## Brief
For the listing below, give the number of lines in which "orange" occurs. Add nothing.

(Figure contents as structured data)
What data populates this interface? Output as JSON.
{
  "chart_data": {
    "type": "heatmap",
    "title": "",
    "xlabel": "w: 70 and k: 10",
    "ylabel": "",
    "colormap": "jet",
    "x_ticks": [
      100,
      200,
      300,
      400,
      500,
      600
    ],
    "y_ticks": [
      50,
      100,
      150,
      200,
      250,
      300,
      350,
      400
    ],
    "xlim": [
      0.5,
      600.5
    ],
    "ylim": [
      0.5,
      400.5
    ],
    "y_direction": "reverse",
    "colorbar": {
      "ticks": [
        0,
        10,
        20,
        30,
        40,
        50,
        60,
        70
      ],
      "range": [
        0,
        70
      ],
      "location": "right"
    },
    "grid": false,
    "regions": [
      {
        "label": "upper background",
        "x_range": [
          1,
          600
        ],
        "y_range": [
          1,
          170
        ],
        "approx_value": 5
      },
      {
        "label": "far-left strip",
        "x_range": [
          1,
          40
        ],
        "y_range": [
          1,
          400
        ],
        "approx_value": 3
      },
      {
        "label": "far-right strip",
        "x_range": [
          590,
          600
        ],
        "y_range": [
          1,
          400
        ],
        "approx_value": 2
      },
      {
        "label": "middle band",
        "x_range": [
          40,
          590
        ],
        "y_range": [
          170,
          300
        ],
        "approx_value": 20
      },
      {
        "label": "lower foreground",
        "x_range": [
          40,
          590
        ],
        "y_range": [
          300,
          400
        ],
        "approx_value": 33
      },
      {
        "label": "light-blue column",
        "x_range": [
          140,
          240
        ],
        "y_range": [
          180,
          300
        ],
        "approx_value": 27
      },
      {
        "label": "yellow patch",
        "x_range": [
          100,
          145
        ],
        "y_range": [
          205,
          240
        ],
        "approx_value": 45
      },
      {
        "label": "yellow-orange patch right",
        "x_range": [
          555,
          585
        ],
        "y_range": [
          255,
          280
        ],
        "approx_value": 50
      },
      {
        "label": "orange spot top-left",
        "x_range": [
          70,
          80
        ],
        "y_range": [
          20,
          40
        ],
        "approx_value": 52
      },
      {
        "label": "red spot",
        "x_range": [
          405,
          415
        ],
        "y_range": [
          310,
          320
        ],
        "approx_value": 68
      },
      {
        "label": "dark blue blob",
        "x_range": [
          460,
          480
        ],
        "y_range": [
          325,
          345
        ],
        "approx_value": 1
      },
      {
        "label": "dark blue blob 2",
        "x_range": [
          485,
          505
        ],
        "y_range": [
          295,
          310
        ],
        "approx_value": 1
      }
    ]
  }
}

* * *

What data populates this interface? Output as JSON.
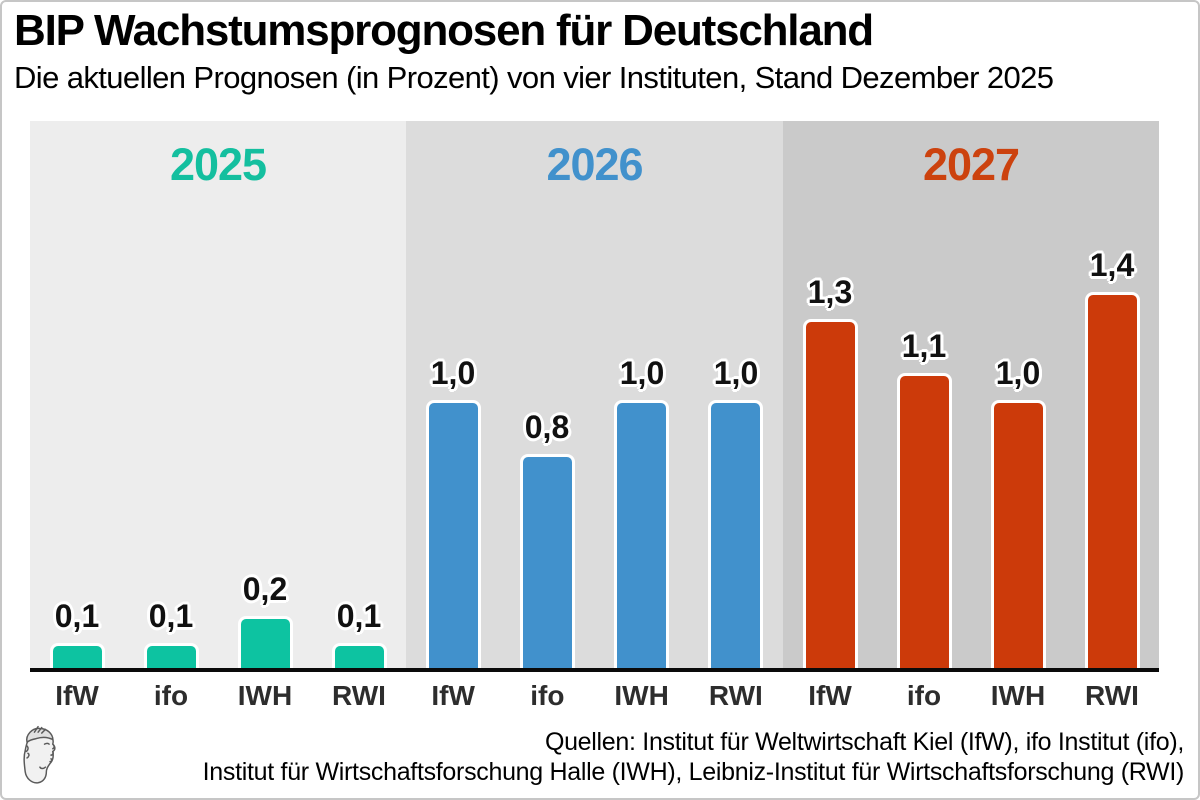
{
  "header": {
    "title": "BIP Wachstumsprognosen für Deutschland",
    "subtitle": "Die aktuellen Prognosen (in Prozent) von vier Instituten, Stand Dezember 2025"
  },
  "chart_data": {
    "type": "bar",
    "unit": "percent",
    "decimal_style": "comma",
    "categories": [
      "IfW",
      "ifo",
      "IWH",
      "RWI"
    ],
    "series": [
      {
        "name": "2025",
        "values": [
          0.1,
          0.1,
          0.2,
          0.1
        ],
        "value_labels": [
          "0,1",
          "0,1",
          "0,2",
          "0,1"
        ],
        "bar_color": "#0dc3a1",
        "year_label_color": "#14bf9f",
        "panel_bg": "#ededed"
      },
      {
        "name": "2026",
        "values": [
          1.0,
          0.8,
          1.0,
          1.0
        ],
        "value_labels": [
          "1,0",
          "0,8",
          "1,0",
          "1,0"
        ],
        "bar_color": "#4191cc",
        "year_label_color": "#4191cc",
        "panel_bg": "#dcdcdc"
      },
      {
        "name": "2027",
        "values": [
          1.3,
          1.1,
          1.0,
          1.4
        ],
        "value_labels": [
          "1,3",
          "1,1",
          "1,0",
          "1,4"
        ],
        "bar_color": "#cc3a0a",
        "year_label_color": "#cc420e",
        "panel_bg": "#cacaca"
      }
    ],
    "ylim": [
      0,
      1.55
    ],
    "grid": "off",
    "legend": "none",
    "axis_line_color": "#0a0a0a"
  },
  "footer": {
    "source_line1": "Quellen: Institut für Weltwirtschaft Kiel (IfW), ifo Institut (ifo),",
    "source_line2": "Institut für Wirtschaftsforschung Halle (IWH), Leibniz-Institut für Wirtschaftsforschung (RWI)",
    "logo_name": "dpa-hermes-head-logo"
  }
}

==

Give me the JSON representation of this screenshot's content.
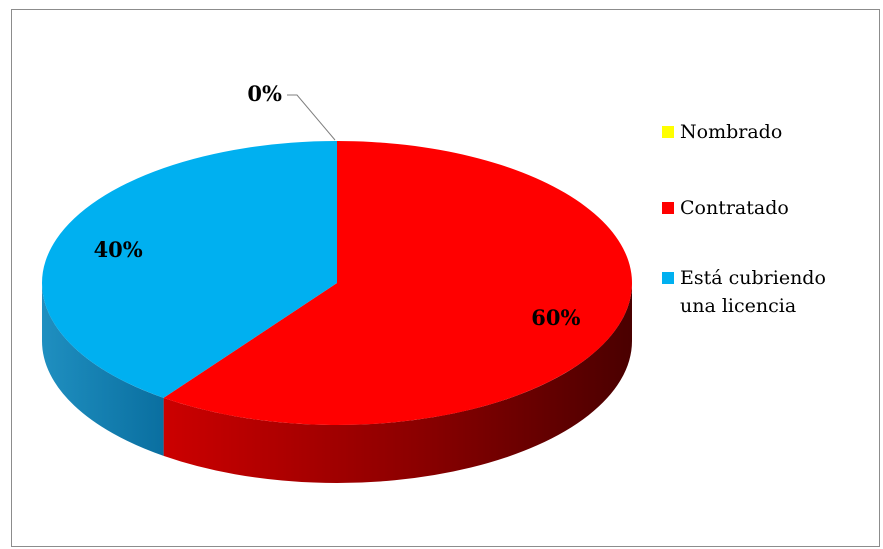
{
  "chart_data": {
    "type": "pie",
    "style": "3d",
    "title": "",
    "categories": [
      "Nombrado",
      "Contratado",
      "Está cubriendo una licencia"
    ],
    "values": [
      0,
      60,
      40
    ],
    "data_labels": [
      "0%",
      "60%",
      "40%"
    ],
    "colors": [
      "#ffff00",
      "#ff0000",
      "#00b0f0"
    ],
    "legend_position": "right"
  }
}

## Worked solution
2